Saved data entries
....

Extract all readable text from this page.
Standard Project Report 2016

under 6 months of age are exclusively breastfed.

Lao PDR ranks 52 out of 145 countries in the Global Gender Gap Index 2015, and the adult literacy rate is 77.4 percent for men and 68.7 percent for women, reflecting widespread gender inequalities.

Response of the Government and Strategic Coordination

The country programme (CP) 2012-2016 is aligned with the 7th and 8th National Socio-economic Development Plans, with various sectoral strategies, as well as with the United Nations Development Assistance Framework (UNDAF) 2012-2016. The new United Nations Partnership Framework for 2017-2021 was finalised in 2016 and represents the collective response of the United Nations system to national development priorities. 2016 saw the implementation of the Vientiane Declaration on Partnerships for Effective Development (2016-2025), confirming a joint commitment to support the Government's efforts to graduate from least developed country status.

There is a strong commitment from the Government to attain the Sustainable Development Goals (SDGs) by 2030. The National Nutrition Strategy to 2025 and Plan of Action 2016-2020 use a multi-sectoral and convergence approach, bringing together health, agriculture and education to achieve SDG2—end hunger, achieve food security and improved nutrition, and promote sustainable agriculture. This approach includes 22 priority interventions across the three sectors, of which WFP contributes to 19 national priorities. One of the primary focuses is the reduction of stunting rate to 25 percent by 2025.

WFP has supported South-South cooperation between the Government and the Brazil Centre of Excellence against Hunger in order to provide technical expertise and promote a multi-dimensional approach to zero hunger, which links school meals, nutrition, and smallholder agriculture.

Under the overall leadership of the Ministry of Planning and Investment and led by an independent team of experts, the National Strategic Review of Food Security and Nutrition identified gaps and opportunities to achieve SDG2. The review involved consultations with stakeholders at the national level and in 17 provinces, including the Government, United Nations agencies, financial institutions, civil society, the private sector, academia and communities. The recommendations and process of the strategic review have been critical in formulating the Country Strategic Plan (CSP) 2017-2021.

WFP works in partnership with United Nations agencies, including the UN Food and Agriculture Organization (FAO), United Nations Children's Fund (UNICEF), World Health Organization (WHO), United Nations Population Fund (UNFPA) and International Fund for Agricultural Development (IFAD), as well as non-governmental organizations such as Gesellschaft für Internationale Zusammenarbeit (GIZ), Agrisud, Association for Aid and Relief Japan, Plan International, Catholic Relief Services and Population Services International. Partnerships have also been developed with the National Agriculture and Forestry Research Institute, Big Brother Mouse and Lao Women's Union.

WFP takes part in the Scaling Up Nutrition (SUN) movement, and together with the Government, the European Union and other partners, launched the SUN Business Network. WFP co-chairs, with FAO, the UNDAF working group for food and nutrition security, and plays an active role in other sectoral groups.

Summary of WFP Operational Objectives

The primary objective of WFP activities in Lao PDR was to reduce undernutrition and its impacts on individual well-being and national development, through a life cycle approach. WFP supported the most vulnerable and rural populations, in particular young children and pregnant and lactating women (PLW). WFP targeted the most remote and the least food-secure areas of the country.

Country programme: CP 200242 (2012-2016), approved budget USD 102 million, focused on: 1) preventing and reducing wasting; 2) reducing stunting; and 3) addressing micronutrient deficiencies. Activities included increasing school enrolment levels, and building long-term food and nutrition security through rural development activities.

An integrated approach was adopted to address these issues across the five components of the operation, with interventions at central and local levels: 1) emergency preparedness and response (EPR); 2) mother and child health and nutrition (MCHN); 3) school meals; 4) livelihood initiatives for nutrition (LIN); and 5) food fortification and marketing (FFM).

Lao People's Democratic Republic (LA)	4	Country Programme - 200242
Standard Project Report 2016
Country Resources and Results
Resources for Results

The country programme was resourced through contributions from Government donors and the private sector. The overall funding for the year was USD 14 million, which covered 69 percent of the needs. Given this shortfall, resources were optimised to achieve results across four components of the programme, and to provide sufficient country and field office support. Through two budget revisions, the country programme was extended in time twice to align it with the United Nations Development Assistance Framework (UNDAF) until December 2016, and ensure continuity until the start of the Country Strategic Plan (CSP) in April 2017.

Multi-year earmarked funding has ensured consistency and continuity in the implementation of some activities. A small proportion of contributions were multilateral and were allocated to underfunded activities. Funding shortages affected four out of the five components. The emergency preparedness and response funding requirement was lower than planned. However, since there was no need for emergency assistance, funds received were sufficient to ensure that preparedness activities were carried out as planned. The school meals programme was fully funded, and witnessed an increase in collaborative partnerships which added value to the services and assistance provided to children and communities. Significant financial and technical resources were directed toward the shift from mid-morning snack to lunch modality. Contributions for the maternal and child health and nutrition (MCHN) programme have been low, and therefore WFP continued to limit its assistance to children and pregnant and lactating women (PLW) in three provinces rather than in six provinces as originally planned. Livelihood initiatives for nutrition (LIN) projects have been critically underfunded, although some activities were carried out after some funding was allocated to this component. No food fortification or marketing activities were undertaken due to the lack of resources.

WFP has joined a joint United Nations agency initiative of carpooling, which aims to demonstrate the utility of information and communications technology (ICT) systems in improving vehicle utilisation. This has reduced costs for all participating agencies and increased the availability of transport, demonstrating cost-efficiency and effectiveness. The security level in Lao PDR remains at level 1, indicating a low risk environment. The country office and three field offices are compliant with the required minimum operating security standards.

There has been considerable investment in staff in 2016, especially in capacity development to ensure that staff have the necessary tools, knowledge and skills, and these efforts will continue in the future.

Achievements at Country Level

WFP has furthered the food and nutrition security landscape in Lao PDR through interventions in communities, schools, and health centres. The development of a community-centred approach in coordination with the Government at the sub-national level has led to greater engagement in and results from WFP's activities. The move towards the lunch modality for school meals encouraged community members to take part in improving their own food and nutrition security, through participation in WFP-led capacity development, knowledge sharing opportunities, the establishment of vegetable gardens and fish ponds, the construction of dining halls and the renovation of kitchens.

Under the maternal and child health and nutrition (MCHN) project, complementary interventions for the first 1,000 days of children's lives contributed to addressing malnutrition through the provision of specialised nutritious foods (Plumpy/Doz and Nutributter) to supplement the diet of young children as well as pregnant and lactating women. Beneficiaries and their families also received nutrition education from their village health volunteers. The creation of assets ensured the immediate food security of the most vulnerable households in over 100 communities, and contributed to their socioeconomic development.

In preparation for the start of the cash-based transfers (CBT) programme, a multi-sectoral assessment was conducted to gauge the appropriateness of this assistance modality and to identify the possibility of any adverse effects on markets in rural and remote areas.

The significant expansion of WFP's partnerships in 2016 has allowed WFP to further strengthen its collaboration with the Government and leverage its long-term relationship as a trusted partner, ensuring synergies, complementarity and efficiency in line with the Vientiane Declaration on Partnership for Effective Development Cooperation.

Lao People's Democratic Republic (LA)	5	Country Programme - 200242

....

Search the lines for the string "areas" and copy every line that has it.

• _Full output_
The primary objective of WFP activities in Lao PDR was to reduce undernutrition and its impacts on individual well-being and national development, through a life cycle approach. WFP supported the most vulnerable and rural populations, in particular young children and pregnant and lactating women (PLW). WFP targeted the most remote and the least food-secure areas of the country.
In preparation for the start of the cash-based transfers (CBT) programme, a multi-sectoral assessment was conducted to gauge the appropriateness of this assistance modality and to identify the possibility of any adverse effects on markets in rural and remote areas.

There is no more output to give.